Copy out all the lines in the records that include the word "receiver".

◆ Records that describe figures ◆
++++++

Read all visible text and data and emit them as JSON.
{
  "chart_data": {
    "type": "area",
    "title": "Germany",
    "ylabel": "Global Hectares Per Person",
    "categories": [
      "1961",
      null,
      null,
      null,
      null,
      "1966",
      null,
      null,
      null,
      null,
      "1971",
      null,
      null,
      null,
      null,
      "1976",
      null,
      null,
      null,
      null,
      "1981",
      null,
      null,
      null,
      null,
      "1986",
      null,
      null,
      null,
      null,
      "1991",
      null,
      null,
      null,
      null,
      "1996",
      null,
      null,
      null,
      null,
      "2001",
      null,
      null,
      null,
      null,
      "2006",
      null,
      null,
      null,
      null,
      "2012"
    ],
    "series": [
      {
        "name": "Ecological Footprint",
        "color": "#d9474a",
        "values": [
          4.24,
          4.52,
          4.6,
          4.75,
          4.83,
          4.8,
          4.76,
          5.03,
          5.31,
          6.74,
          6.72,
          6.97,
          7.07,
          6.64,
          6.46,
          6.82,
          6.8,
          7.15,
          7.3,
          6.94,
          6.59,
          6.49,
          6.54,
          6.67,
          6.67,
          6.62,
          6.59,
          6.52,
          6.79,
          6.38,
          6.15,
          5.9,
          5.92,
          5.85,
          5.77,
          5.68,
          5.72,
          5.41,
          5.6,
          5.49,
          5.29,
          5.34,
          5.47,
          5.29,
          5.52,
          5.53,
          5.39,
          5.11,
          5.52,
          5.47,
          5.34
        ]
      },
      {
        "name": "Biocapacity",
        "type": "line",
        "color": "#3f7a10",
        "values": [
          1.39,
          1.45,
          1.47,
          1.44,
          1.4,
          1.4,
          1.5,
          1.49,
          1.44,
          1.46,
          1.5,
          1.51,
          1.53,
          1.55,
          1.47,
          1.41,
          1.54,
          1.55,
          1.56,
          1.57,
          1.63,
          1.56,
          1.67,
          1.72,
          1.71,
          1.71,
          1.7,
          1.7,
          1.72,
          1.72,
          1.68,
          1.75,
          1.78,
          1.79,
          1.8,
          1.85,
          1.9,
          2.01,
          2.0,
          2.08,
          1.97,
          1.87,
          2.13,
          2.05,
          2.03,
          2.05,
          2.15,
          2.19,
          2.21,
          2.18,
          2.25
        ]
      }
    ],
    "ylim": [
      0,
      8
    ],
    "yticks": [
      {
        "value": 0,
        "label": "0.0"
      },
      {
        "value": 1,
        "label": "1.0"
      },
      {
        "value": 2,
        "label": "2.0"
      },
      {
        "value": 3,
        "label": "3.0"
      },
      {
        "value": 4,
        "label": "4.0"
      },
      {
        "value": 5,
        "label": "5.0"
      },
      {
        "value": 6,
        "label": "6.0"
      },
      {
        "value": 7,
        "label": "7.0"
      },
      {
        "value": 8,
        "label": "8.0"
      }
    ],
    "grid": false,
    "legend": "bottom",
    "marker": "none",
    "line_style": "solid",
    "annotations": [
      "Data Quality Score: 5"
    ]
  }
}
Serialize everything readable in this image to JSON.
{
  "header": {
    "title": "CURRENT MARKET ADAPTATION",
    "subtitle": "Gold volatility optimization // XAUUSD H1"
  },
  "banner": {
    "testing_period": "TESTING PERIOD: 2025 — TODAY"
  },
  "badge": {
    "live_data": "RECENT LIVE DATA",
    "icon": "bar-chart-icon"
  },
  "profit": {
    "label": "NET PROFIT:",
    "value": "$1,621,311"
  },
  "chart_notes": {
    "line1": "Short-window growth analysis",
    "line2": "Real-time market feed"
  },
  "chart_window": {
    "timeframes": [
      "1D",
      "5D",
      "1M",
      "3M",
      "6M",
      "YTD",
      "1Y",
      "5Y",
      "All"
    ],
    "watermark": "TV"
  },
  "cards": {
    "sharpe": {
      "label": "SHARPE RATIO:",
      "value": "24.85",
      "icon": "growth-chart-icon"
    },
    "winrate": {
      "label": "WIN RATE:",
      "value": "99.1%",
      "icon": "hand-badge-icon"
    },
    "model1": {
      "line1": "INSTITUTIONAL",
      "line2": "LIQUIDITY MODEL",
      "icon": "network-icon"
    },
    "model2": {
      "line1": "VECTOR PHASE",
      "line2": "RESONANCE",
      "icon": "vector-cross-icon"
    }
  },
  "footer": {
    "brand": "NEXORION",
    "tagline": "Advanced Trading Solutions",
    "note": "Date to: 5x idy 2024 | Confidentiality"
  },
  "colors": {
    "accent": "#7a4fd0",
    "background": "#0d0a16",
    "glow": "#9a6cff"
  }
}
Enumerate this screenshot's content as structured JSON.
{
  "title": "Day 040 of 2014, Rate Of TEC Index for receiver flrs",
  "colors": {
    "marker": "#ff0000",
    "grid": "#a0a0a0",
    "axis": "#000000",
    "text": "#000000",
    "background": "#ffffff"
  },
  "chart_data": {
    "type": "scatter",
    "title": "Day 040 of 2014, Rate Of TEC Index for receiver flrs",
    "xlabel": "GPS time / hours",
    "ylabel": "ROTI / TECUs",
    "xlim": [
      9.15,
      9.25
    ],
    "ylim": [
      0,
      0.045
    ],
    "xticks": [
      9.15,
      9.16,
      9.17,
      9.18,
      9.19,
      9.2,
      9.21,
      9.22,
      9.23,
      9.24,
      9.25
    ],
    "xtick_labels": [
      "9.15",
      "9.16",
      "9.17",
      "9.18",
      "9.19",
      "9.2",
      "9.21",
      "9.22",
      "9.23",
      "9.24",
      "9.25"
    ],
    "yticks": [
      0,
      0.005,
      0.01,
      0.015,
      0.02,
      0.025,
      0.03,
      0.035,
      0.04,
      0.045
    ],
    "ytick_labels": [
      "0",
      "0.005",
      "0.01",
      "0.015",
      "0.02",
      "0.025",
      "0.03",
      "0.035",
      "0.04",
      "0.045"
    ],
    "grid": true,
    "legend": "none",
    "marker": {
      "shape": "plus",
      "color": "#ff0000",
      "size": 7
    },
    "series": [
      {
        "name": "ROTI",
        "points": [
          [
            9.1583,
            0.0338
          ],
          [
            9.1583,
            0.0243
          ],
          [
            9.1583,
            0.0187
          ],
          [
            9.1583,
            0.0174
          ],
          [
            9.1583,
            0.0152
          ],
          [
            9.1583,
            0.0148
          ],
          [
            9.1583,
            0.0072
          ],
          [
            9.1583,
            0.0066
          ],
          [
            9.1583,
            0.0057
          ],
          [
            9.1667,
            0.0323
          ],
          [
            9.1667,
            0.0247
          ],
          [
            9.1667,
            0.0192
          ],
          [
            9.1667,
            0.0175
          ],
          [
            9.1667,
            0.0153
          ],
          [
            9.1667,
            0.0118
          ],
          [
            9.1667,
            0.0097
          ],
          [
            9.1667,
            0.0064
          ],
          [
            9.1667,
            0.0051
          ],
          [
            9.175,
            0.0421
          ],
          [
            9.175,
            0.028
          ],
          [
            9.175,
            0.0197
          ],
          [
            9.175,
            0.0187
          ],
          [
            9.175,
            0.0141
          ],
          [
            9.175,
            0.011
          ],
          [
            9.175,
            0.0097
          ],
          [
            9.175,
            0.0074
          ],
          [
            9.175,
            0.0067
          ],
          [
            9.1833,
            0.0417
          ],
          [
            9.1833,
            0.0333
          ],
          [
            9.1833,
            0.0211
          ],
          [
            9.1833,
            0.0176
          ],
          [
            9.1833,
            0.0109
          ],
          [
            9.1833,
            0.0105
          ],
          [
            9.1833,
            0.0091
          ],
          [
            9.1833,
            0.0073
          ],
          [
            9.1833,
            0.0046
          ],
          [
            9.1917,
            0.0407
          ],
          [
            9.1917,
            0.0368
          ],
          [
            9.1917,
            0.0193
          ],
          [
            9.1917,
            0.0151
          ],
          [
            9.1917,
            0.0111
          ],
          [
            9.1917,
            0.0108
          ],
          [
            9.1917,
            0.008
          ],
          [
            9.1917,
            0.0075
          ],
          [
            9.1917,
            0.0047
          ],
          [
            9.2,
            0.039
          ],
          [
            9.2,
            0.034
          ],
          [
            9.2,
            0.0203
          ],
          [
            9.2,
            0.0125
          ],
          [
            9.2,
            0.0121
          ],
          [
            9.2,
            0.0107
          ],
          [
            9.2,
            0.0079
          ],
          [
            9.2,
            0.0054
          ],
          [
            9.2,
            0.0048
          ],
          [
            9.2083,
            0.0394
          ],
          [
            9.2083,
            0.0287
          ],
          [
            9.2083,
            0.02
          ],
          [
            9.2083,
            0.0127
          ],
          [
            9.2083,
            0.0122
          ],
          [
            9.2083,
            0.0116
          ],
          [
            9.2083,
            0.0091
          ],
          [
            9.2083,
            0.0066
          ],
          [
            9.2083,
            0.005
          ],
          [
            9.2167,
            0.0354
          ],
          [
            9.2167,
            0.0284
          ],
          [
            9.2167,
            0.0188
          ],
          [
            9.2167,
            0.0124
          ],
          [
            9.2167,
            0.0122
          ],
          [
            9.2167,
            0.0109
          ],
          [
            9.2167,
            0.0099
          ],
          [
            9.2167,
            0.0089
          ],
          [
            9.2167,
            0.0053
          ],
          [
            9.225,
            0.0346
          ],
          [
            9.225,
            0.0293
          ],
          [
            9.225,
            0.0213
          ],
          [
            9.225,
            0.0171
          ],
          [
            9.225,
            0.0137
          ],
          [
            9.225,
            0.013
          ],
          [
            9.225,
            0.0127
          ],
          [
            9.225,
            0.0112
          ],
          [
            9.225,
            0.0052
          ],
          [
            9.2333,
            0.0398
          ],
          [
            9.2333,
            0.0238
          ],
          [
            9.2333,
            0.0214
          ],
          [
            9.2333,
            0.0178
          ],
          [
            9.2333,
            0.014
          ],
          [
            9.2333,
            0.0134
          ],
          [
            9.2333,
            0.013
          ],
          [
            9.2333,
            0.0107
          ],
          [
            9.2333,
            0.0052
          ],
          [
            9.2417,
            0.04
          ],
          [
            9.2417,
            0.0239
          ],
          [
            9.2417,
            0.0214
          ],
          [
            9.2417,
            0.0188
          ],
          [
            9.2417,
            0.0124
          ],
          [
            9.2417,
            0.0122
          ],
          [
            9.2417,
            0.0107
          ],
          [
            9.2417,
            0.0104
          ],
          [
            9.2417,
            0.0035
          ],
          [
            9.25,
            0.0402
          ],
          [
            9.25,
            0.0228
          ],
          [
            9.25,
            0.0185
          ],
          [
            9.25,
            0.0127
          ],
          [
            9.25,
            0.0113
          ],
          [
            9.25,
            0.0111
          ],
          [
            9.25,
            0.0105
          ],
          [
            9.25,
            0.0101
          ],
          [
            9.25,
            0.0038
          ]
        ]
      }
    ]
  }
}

++++++

◆ IN RESPONSE ◆
  "title": "Day 040 of 2014, Rate Of TEC Index for receiver flrs",
    "title": "Day 040 of 2014, Rate Of TEC Index for receiver flrs",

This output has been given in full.